§ **THE REQUEST**:
Gather all lines in the records below that include the word "уполномоченными".

Data records
○ ○ ○ ○ ○

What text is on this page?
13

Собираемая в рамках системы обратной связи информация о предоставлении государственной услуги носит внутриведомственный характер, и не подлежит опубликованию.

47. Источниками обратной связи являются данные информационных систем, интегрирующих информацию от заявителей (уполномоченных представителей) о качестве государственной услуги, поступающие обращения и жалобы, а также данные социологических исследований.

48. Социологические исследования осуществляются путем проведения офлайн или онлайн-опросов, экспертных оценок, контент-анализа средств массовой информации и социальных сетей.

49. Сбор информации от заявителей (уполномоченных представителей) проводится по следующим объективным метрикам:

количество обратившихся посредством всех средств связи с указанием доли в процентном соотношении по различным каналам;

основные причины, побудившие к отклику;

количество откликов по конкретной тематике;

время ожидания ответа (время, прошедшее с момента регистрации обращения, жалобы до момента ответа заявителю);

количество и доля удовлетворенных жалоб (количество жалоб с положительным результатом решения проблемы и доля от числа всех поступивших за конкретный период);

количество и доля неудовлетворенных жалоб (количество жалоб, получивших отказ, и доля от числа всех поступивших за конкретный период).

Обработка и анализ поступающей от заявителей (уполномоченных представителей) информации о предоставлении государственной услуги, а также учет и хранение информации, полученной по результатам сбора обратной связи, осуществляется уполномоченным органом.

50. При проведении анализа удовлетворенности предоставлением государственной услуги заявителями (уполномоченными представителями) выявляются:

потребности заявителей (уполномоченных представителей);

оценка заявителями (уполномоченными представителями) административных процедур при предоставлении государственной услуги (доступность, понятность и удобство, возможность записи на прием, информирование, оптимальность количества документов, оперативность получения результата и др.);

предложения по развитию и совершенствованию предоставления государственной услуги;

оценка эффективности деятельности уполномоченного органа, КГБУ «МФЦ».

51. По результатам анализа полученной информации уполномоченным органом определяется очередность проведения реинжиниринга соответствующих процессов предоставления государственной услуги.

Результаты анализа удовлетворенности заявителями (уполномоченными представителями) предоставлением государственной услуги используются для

○ ○ ○ ○ ○

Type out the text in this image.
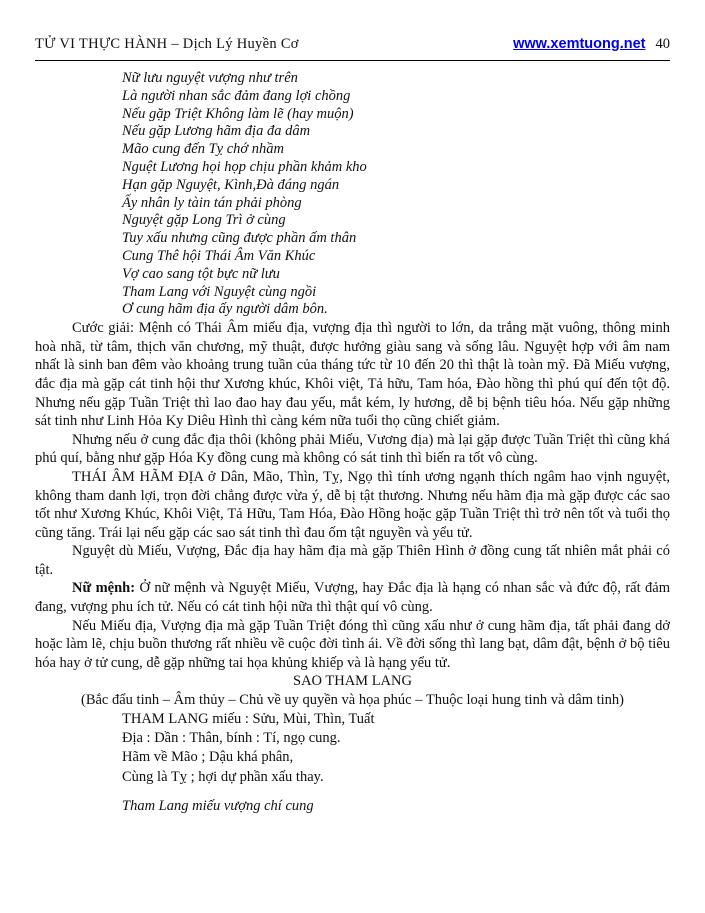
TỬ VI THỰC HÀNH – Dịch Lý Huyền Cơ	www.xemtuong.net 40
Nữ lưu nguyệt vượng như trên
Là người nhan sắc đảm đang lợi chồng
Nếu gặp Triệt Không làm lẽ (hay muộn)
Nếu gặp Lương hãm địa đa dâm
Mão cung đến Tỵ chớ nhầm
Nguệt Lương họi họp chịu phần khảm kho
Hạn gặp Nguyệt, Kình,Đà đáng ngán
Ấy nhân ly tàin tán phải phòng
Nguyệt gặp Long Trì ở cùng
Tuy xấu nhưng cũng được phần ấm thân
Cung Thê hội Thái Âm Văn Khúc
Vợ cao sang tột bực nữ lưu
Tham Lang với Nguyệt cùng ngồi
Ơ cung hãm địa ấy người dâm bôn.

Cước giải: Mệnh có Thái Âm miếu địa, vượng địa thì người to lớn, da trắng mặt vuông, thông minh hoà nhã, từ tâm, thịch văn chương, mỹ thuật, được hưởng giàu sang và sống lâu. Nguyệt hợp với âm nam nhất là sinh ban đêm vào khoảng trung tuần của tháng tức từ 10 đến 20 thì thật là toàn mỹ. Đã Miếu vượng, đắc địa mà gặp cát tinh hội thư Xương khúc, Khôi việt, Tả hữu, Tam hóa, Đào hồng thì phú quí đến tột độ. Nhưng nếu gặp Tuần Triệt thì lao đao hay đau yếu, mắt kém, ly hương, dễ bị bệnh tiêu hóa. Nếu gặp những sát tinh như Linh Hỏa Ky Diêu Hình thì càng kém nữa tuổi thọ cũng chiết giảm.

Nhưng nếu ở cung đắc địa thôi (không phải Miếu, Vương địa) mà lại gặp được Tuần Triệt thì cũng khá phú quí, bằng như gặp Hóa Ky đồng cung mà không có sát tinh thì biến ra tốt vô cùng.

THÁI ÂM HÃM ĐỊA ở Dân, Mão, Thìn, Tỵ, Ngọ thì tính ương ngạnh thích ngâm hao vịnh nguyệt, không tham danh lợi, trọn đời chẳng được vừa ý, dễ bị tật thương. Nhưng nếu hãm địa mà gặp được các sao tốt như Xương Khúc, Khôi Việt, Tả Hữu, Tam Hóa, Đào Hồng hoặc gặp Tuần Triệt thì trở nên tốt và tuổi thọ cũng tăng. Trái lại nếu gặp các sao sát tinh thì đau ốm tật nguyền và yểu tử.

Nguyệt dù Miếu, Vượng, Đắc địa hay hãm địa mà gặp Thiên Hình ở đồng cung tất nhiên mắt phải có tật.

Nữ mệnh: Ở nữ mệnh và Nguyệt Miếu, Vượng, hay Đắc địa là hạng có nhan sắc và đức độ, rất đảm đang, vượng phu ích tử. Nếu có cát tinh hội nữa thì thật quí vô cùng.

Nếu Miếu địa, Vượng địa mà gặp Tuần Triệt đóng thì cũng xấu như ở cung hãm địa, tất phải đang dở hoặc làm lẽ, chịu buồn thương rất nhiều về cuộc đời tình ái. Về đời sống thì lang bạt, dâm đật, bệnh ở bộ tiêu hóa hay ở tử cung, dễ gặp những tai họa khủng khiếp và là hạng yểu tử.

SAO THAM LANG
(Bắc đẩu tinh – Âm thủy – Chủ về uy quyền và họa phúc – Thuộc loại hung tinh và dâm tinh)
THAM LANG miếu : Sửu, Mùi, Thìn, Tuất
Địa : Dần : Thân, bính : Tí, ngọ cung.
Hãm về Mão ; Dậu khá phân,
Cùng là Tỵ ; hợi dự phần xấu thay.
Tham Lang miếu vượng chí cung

○ ○ ○ ○ ○

§ **SOLUTION TO THIS PROBLEM**:
50. При проведении анализа удовлетворенности предоставлением государственной услуги заявителями (уполномоченными представителями) выявляются:
оценка заявителями (уполномоченными представителями) административных процедур при предоставлении государственной услуги (доступность, понятность и удобство, возможность записи на прием, информирование, оптимальность количества документов, оперативность получения результата и др.);
Результаты анализа удовлетворенности заявителями (уполномоченными представителями) предоставлением государственной услуги используются для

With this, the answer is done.